(To be done):
Take each line containing the word "this" and copy it.

-------

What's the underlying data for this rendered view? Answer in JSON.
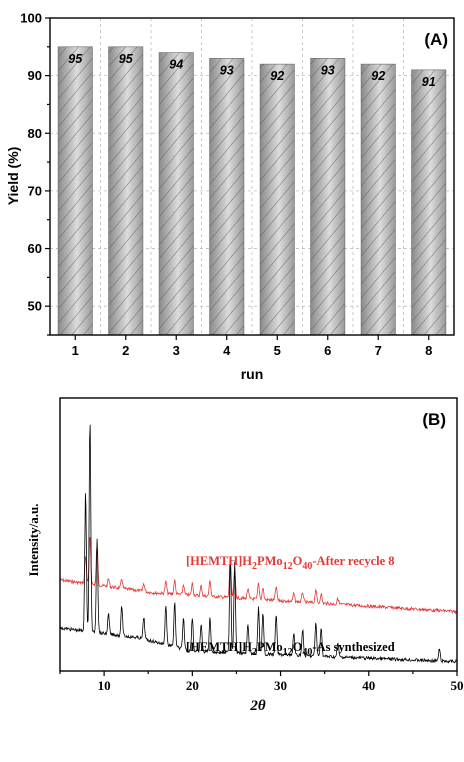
{
  "chart_data": [
    {
      "type": "bar",
      "panel_label": "(A)",
      "xlabel": "run",
      "ylabel": "Yield (%)",
      "categories": [
        "1",
        "2",
        "3",
        "4",
        "5",
        "6",
        "7",
        "8"
      ],
      "values": [
        95,
        95,
        94,
        93,
        92,
        93,
        92,
        91
      ],
      "data_labels": [
        "95",
        "95",
        "94",
        "93",
        "92",
        "93",
        "92",
        "91"
      ],
      "ylim": [
        45,
        100
      ],
      "yticks": [
        50,
        60,
        70,
        80,
        90,
        100
      ],
      "grid": true,
      "bar_fill": "hatched grey gradient"
    },
    {
      "type": "line",
      "panel_label": "(B)",
      "xlabel": "2θ",
      "ylabel": "Intensity/a.u.",
      "xlim": [
        5,
        50
      ],
      "xticks": [
        10,
        20,
        30,
        40,
        50
      ],
      "series": [
        {
          "name": "[HEMTH]H2PMo12O40-After recycle 8",
          "name_parts": [
            "[HEMTH]H",
            "2",
            "PMo",
            "12",
            "O",
            "40",
            "-After recycle 8"
          ],
          "color": "#e53935",
          "peaks": [
            [
              7.9,
              28
            ],
            [
              8.4,
              48
            ],
            [
              9.2,
              40
            ],
            [
              10.5,
              8
            ],
            [
              12,
              10
            ],
            [
              14.5,
              8
            ],
            [
              17,
              12
            ],
            [
              18,
              14
            ],
            [
              19,
              10
            ],
            [
              20,
              12
            ],
            [
              21,
              10
            ],
            [
              22,
              16
            ],
            [
              24.3,
              40
            ],
            [
              24.8,
              28
            ],
            [
              26.3,
              10
            ],
            [
              27.5,
              16
            ],
            [
              28,
              12
            ],
            [
              29.5,
              14
            ],
            [
              31.5,
              8
            ],
            [
              32.5,
              10
            ],
            [
              34,
              14
            ],
            [
              34.6,
              10
            ],
            [
              36.5,
              6
            ]
          ]
        },
        {
          "name": "[HEMTH]H2PMo12O40-As synthesized",
          "name_parts": [
            "[HEMTH]H",
            "2",
            "PMo",
            "12",
            "O",
            "40",
            "-As synthesized"
          ],
          "color": "#000000",
          "peaks": [
            [
              7.9,
              140
            ],
            [
              8.4,
              212
            ],
            [
              9.2,
              95
            ],
            [
              10.5,
              20
            ],
            [
              12,
              30
            ],
            [
              14.5,
              22
            ],
            [
              17,
              40
            ],
            [
              18,
              44
            ],
            [
              19,
              30
            ],
            [
              20,
              34
            ],
            [
              21,
              28
            ],
            [
              22,
              34
            ],
            [
              24.3,
              96
            ],
            [
              24.8,
              90
            ],
            [
              26.3,
              30
            ],
            [
              27.5,
              46
            ],
            [
              28,
              40
            ],
            [
              29.5,
              40
            ],
            [
              31.5,
              22
            ],
            [
              32.5,
              26
            ],
            [
              34,
              34
            ],
            [
              34.6,
              30
            ],
            [
              36.5,
              14
            ],
            [
              48,
              12
            ]
          ]
        }
      ]
    }
  ]
}
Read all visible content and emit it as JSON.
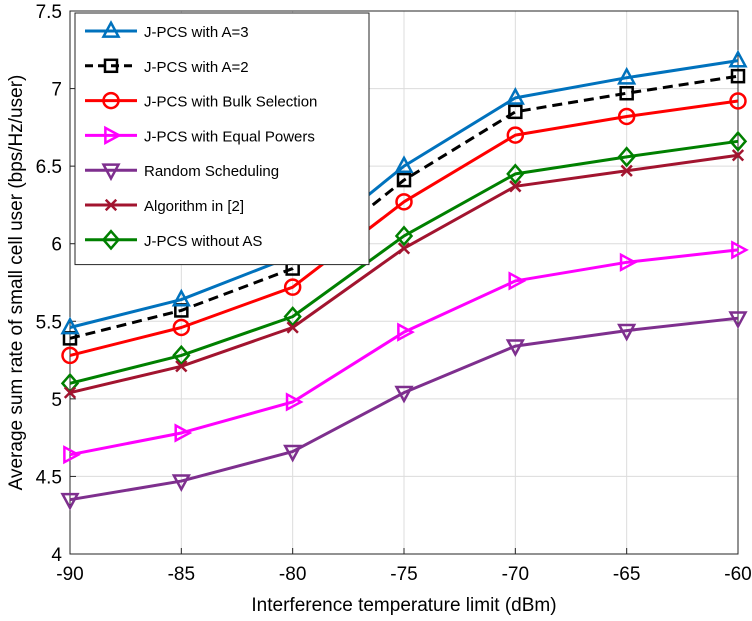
{
  "chart_data": {
    "type": "line",
    "title": "",
    "xlabel": "Interference temperature limit (dBm)",
    "ylabel": "Average sum rate of small cell user (bps/Hz/user)",
    "x": [
      -90,
      -85,
      -80,
      -75,
      -70,
      -65,
      -60
    ],
    "xticks": [
      "-90",
      "-85",
      "-80",
      "-75",
      "-70",
      "-65",
      "-60"
    ],
    "yticks": [
      "4",
      "4.5",
      "5",
      "5.5",
      "6",
      "6.5",
      "7",
      "7.5"
    ],
    "xlim": [
      -90,
      -60
    ],
    "ylim": [
      4,
      7.5
    ],
    "grid": true,
    "legend_position": "top-left",
    "series": [
      {
        "name": "J-PCS with A=3",
        "color": "#0072BD",
        "marker": "triangle-up",
        "dash": "solid",
        "values": [
          5.46,
          5.64,
          5.92,
          6.5,
          6.94,
          7.07,
          7.18
        ]
      },
      {
        "name": "J-PCS with A=2",
        "color": "#000000",
        "marker": "square",
        "dash": "dashed",
        "values": [
          5.39,
          5.57,
          5.84,
          6.41,
          6.85,
          6.97,
          7.08
        ]
      },
      {
        "name": "J-PCS with Bulk Selection",
        "color": "#FF0000",
        "marker": "circle",
        "dash": "solid",
        "values": [
          5.28,
          5.46,
          5.72,
          6.27,
          6.7,
          6.82,
          6.92
        ]
      },
      {
        "name": "J-PCS with Equal Powers",
        "color": "#FF00FF",
        "marker": "triangle-right",
        "dash": "solid",
        "values": [
          4.64,
          4.78,
          4.98,
          5.43,
          5.76,
          5.88,
          5.96
        ]
      },
      {
        "name": "Random Scheduling",
        "color": "#7E2F8E",
        "marker": "triangle-down",
        "dash": "solid",
        "values": [
          4.35,
          4.47,
          4.66,
          5.04,
          5.34,
          5.44,
          5.52
        ]
      },
      {
        "name": "Algorithm in [2]",
        "color": "#A2142F",
        "marker": "x",
        "dash": "solid",
        "values": [
          5.04,
          5.21,
          5.46,
          5.97,
          6.37,
          6.47,
          6.57
        ]
      },
      {
        "name": "J-PCS without AS",
        "color": "#008000",
        "marker": "diamond",
        "dash": "solid",
        "values": [
          5.1,
          5.28,
          5.53,
          6.05,
          6.45,
          6.56,
          6.66
        ]
      }
    ]
  }
}
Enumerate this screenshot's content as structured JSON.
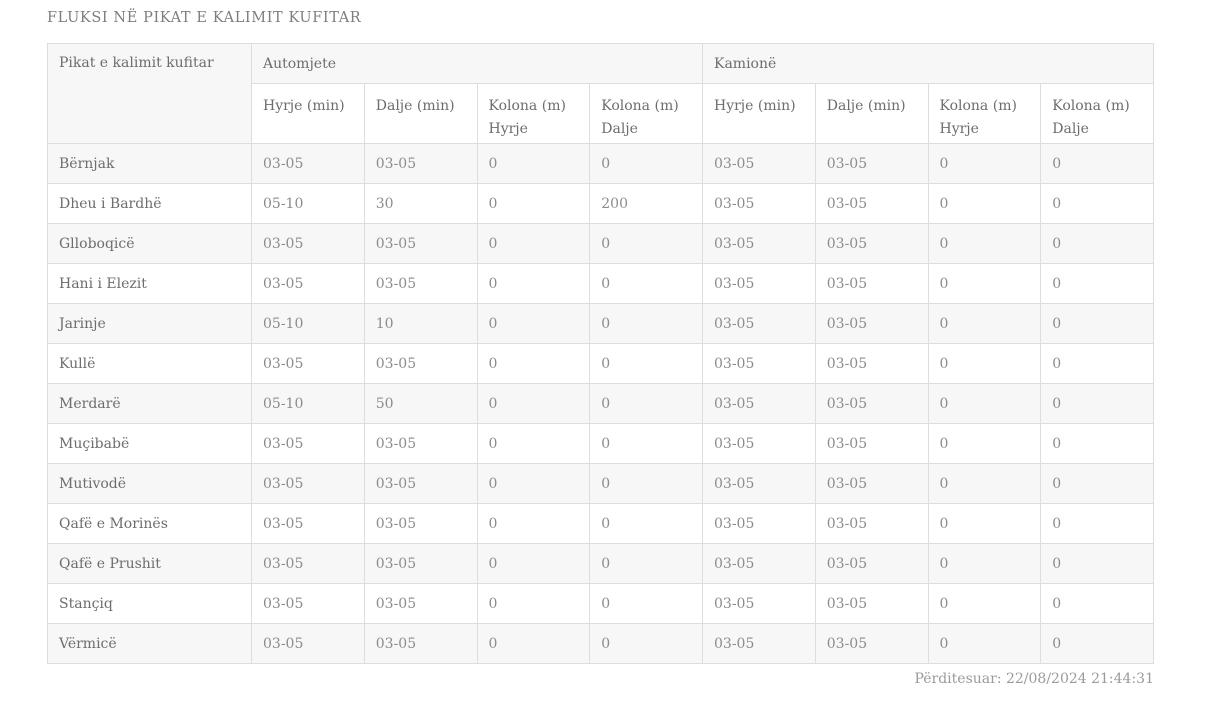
{
  "page": {
    "title": "FLUKSI NË PIKAT E KALIMIT KUFITAR",
    "updated": "Përditesuar: 22/08/2024 21:44:31"
  },
  "colors": {
    "stripe_row": "#f7f7f7",
    "header_bg": "#f7f7f7",
    "border": "#dddddd",
    "text_primary": "#6d6d6d",
    "text_secondary": "#8c8c8c",
    "footer_text": "#9b9b9b"
  },
  "table": {
    "corner_header": "Pikat e kalimit kufitar",
    "groups": [
      {
        "label": "Automjete",
        "columns": [
          "Hyrje (min)",
          "Dalje (min)",
          "Kolona (m) Hyrje",
          "Kolona (m) Dalje"
        ]
      },
      {
        "label": "Kamionë",
        "columns": [
          "Hyrje (min)",
          "Dalje (min)",
          "Kolona (m) Hyrje",
          "Kolona (m) Dalje"
        ]
      }
    ],
    "rows": [
      {
        "name": "Bërnjak",
        "values": [
          "03-05",
          "03-05",
          "0",
          "0",
          "03-05",
          "03-05",
          "0",
          "0"
        ]
      },
      {
        "name": "Dheu i Bardhë",
        "values": [
          "05-10",
          "30",
          "0",
          "200",
          "03-05",
          "03-05",
          "0",
          "0"
        ]
      },
      {
        "name": "Glloboqicë",
        "values": [
          "03-05",
          "03-05",
          "0",
          "0",
          "03-05",
          "03-05",
          "0",
          "0"
        ]
      },
      {
        "name": "Hani i Elezit",
        "values": [
          "03-05",
          "03-05",
          "0",
          "0",
          "03-05",
          "03-05",
          "0",
          "0"
        ]
      },
      {
        "name": "Jarinje",
        "values": [
          "05-10",
          "10",
          "0",
          "0",
          "03-05",
          "03-05",
          "0",
          "0"
        ]
      },
      {
        "name": "Kullë",
        "values": [
          "03-05",
          "03-05",
          "0",
          "0",
          "03-05",
          "03-05",
          "0",
          "0"
        ]
      },
      {
        "name": "Merdarë",
        "values": [
          "05-10",
          "50",
          "0",
          "0",
          "03-05",
          "03-05",
          "0",
          "0"
        ]
      },
      {
        "name": "Muçibabë",
        "values": [
          "03-05",
          "03-05",
          "0",
          "0",
          "03-05",
          "03-05",
          "0",
          "0"
        ]
      },
      {
        "name": "Mutivodë",
        "values": [
          "03-05",
          "03-05",
          "0",
          "0",
          "03-05",
          "03-05",
          "0",
          "0"
        ]
      },
      {
        "name": "Qafë e Morinës",
        "values": [
          "03-05",
          "03-05",
          "0",
          "0",
          "03-05",
          "03-05",
          "0",
          "0"
        ]
      },
      {
        "name": "Qafë e Prushit",
        "values": [
          "03-05",
          "03-05",
          "0",
          "0",
          "03-05",
          "03-05",
          "0",
          "0"
        ]
      },
      {
        "name": "Stançiq",
        "values": [
          "03-05",
          "03-05",
          "0",
          "0",
          "03-05",
          "03-05",
          "0",
          "0"
        ]
      },
      {
        "name": "Vërmicë",
        "values": [
          "03-05",
          "03-05",
          "0",
          "0",
          "03-05",
          "03-05",
          "0",
          "0"
        ]
      }
    ]
  }
}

-------

(Response below):
What's the underlying data for this rendered view? Answer in JSON.
Enumerate this screenshot's content as structured JSON.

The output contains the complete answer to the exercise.